__What is asked__
Transcribe all the records exactly and omit any images they hold.

··· Available data

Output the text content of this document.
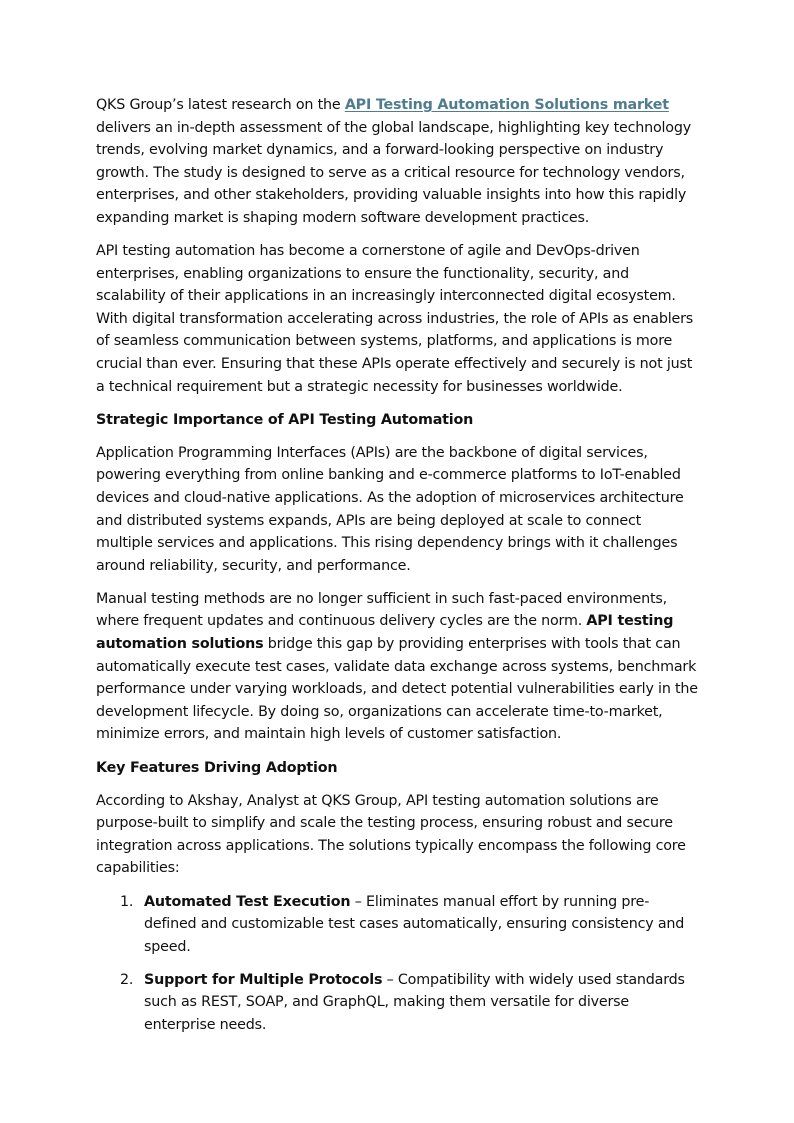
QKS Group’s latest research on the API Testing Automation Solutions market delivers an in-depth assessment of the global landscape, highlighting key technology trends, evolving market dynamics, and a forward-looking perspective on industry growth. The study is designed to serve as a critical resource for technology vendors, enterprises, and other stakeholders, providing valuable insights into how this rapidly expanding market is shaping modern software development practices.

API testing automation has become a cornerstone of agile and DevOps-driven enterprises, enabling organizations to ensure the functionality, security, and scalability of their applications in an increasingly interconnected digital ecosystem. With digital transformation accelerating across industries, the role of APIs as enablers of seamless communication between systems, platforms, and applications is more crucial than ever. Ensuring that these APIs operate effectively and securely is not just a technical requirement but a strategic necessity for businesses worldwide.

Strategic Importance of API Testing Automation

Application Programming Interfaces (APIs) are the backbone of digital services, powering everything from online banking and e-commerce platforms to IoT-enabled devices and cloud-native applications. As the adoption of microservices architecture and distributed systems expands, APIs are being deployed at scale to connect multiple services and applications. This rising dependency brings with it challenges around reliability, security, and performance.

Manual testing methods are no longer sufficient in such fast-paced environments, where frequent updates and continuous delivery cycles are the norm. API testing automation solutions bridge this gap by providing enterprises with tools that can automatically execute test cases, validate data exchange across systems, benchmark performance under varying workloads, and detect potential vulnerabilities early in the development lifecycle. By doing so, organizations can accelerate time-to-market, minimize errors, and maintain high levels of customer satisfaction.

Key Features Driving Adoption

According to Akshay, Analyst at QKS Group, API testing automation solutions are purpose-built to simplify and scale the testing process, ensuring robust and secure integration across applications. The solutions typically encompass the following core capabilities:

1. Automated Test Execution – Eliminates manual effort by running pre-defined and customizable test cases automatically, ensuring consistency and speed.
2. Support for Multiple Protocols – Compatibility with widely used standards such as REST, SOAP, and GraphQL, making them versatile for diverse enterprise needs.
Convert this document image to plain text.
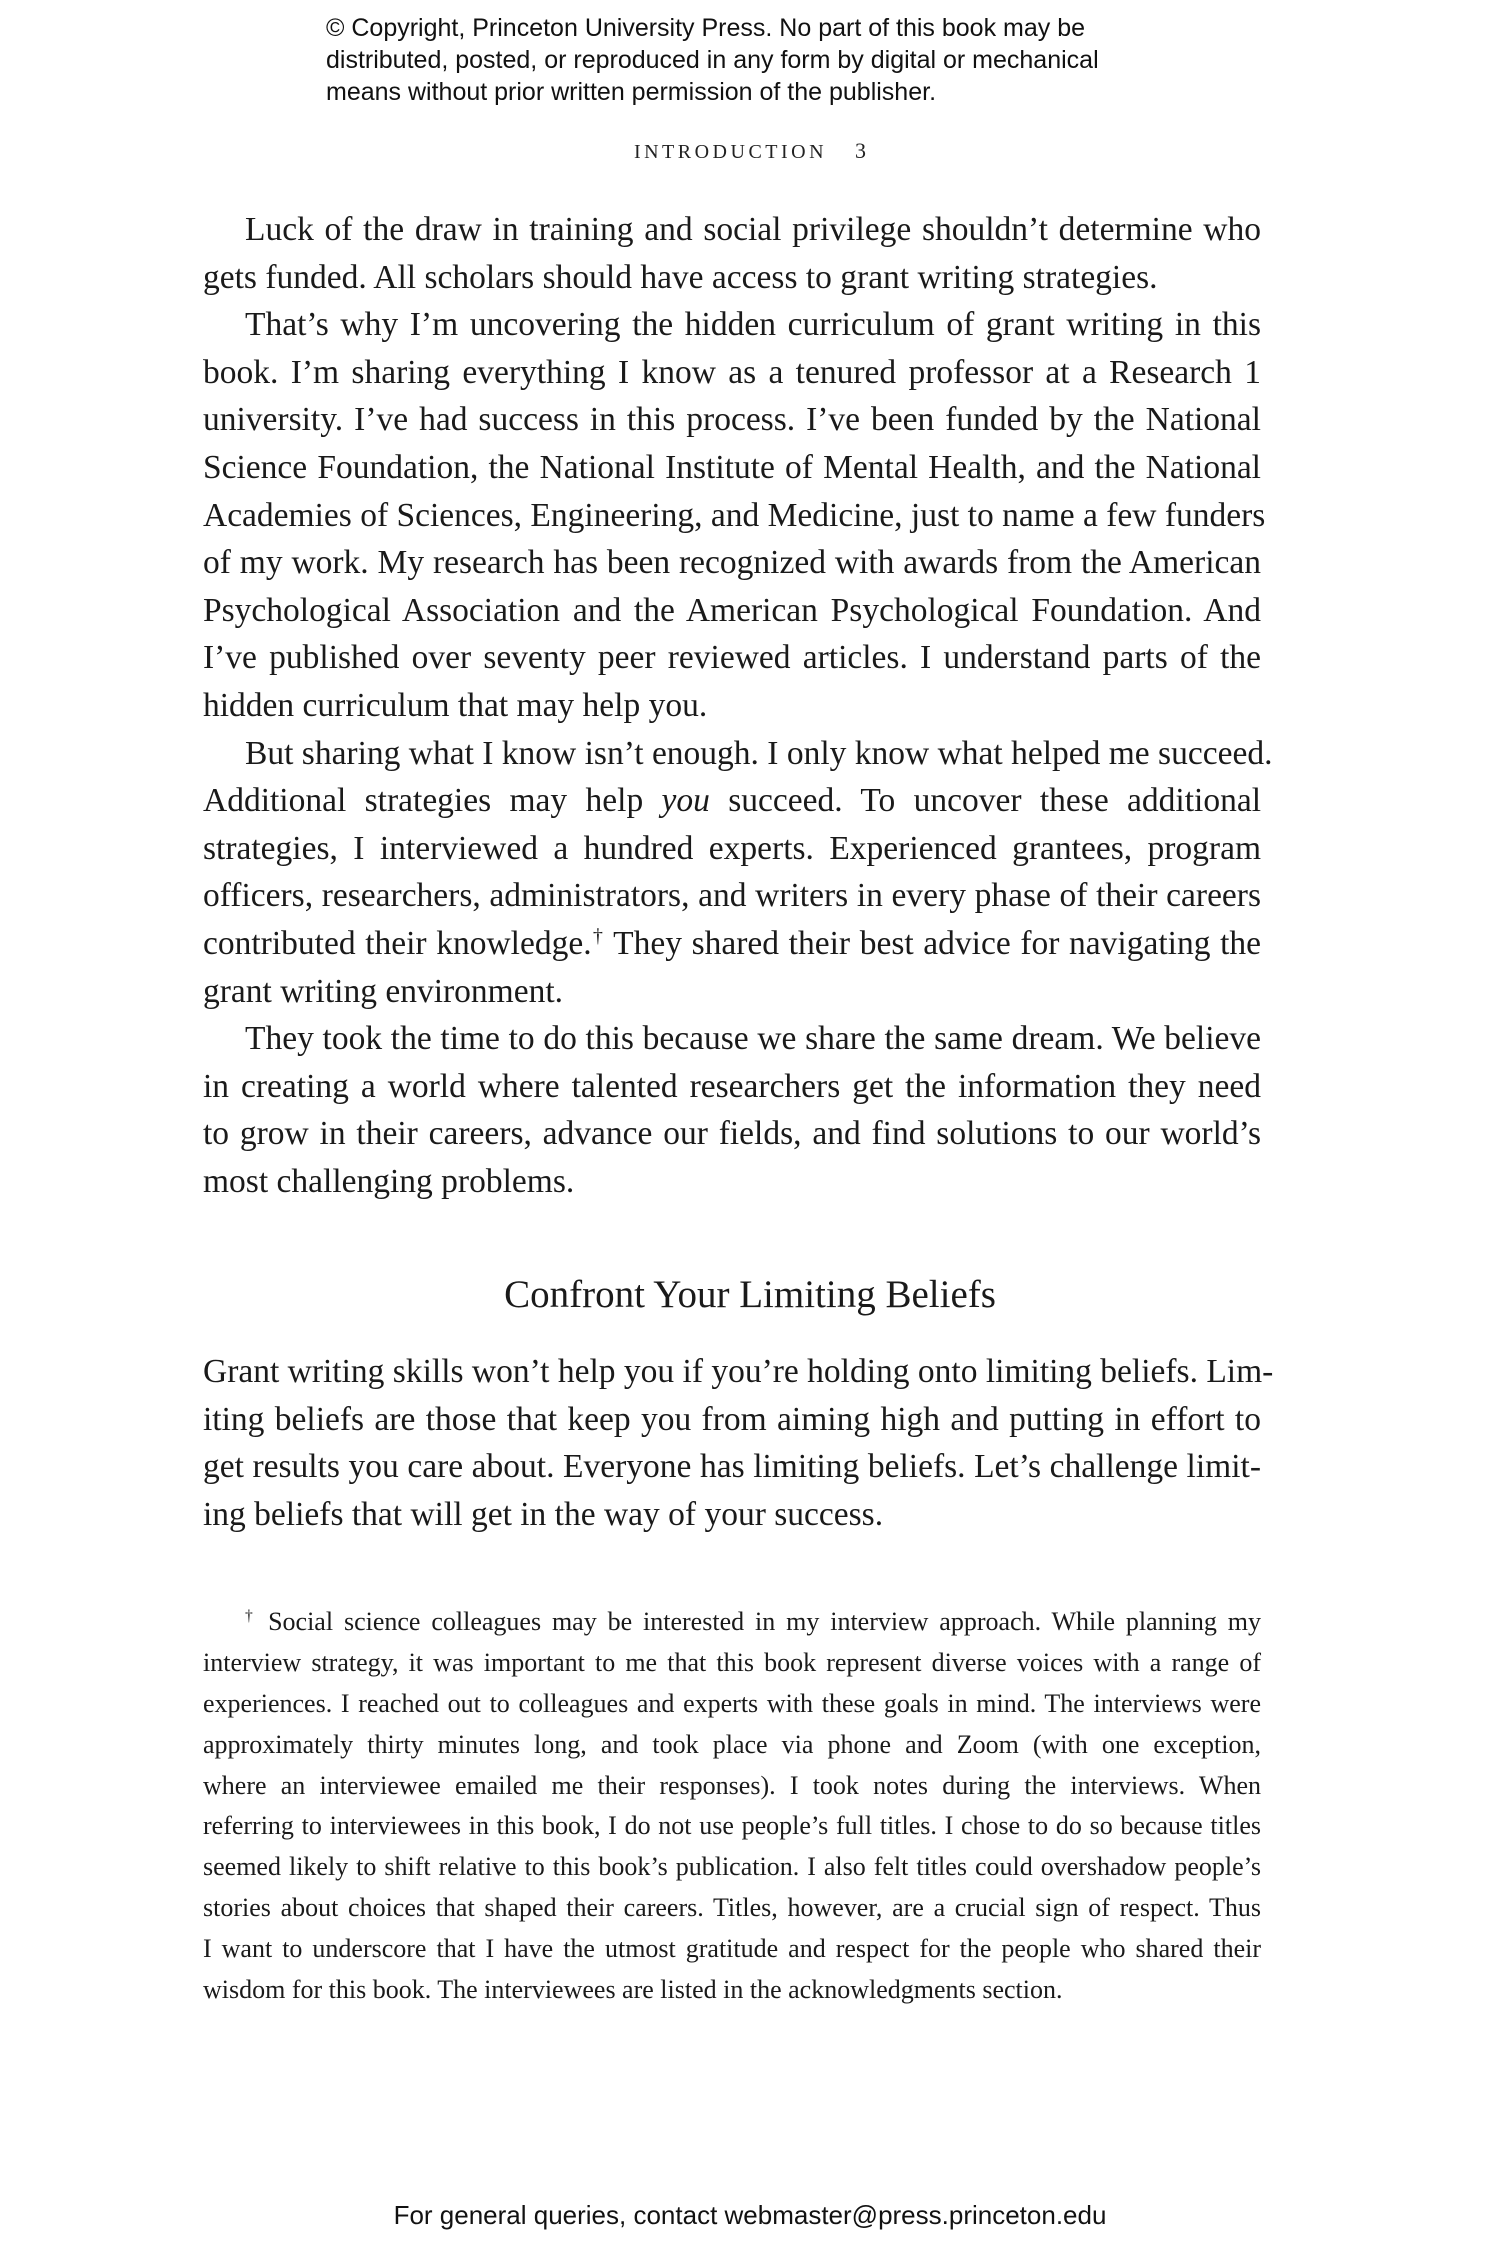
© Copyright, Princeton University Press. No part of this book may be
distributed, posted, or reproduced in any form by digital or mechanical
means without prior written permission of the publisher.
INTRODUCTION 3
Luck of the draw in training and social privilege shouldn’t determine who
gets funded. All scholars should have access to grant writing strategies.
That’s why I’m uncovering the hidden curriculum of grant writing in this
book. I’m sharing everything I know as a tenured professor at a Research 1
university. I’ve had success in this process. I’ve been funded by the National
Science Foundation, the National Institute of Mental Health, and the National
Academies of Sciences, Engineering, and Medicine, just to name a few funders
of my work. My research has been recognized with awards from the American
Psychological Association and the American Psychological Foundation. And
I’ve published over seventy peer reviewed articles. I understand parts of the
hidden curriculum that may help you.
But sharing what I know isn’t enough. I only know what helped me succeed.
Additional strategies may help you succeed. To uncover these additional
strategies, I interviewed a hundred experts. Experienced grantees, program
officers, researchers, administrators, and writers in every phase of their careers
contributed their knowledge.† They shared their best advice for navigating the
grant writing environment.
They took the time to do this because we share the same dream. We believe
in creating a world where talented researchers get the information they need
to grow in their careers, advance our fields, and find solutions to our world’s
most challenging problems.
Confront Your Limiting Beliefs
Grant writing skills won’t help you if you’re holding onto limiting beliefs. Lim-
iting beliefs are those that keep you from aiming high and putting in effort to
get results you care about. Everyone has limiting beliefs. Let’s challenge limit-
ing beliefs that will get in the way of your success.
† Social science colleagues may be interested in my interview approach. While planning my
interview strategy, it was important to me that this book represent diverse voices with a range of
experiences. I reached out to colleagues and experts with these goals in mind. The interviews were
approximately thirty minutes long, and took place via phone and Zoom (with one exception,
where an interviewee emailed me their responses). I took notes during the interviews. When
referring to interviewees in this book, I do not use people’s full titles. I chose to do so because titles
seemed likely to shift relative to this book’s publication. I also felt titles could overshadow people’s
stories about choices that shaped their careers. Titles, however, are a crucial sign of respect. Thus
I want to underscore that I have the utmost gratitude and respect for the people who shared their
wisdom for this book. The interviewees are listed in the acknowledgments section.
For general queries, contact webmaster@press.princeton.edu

······

__Result for this task__
Output the text content of this document.
QKS Group’s latest research on the API Testing Automation Solutions market delivers an in-depth assessment of the global landscape, highlighting key technology trends, evolving market dynamics, and a forward-looking perspective on industry growth. The study is designed to serve as a critical resource for technology vendors, enterprises, and other stakeholders, providing valuable insights into how this rapidly expanding market is shaping modern software development practices.

API testing automation has become a cornerstone of agile and DevOps-driven enterprises, enabling organizations to ensure the functionality, security, and scalability of their applications in an increasingly interconnected digital ecosystem. With digital transformation accelerating across industries, the role of APIs as enablers of seamless communication between systems, platforms, and applications is more crucial than ever. Ensuring that these APIs operate effectively and securely is not just a technical requirement but a strategic necessity for businesses worldwide.

Strategic Importance of API Testing Automation

Application Programming Interfaces (APIs) are the backbone of digital services, powering everything from online banking and e-commerce platforms to IoT-enabled devices and cloud-native applications. As the adoption of microservices architecture and distributed systems expands, APIs are being deployed at scale to connect multiple services and applications. This rising dependency brings with it challenges around reliability, security, and performance.

Manual testing methods are no longer sufficient in such fast-paced environments, where frequent updates and continuous delivery cycles are the norm. API testing automation solutions bridge this gap by providing enterprises with tools that can automatically execute test cases, validate data exchange across systems, benchmark performance under varying workloads, and detect potential vulnerabilities early in the development lifecycle. By doing so, organizations can accelerate time-to-market, minimize errors, and maintain high levels of customer satisfaction.

Key Features Driving Adoption

According to Akshay, Analyst at QKS Group, API testing automation solutions are purpose-built to simplify and scale the testing process, ensuring robust and secure integration across applications. The solutions typically encompass the following core capabilities:

1. Automated Test Execution – Eliminates manual effort by running pre-defined and customizable test cases automatically, ensuring consistency and speed.
2. Support for Multiple Protocols – Compatibility with widely used standards such as REST, SOAP, and GraphQL, making them versatile for diverse enterprise needs.
Convert this document image to plain text.
© Copyright, Princeton University Press. No part of this book may be
distributed, posted, or reproduced in any form by digital or mechanical
means without prior written permission of the publisher.
INTRODUCTION 3
Luck of the draw in training and social privilege shouldn’t determine who
gets funded. All scholars should have access to grant writing strategies.
That’s why I’m uncovering the hidden curriculum of grant writing in this
book. I’m sharing everything I know as a tenured professor at a Research 1
university. I’ve had success in this process. I’ve been funded by the National
Science Foundation, the National Institute of Mental Health, and the National
Academies of Sciences, Engineering, and Medicine, just to name a few funders
of my work. My research has been recognized with awards from the American
Psychological Association and the American Psychological Foundation. And
I’ve published over seventy peer reviewed articles. I understand parts of the
hidden curriculum that may help you.
But sharing what I know isn’t enough. I only know what helped me succeed.
Additional strategies may help you succeed. To uncover these additional
strategies, I interviewed a hundred experts. Experienced grantees, program
officers, researchers, administrators, and writers in every phase of their careers
contributed their knowledge.† They shared their best advice for navigating the
grant writing environment.
They took the time to do this because we share the same dream. We believe
in creating a world where talented researchers get the information they need
to grow in their careers, advance our fields, and find solutions to our world’s
most challenging problems.
Confront Your Limiting Beliefs
Grant writing skills won’t help you if you’re holding onto limiting beliefs. Lim-
iting beliefs are those that keep you from aiming high and putting in effort to
get results you care about. Everyone has limiting beliefs. Let’s challenge limit-
ing beliefs that will get in the way of your success.
† Social science colleagues may be interested in my interview approach. While planning my
interview strategy, it was important to me that this book represent diverse voices with a range of
experiences. I reached out to colleagues and experts with these goals in mind. The interviews were
approximately thirty minutes long, and took place via phone and Zoom (with one exception,
where an interviewee emailed me their responses). I took notes during the interviews. When
referring to interviewees in this book, I do not use people’s full titles. I chose to do so because titles
seemed likely to shift relative to this book’s publication. I also felt titles could overshadow people’s
stories about choices that shaped their careers. Titles, however, are a crucial sign of respect. Thus
I want to underscore that I have the utmost gratitude and respect for the people who shared their
wisdom for this book. The interviewees are listed in the acknowledgments section.
For general queries, contact webmaster@press.princeton.edu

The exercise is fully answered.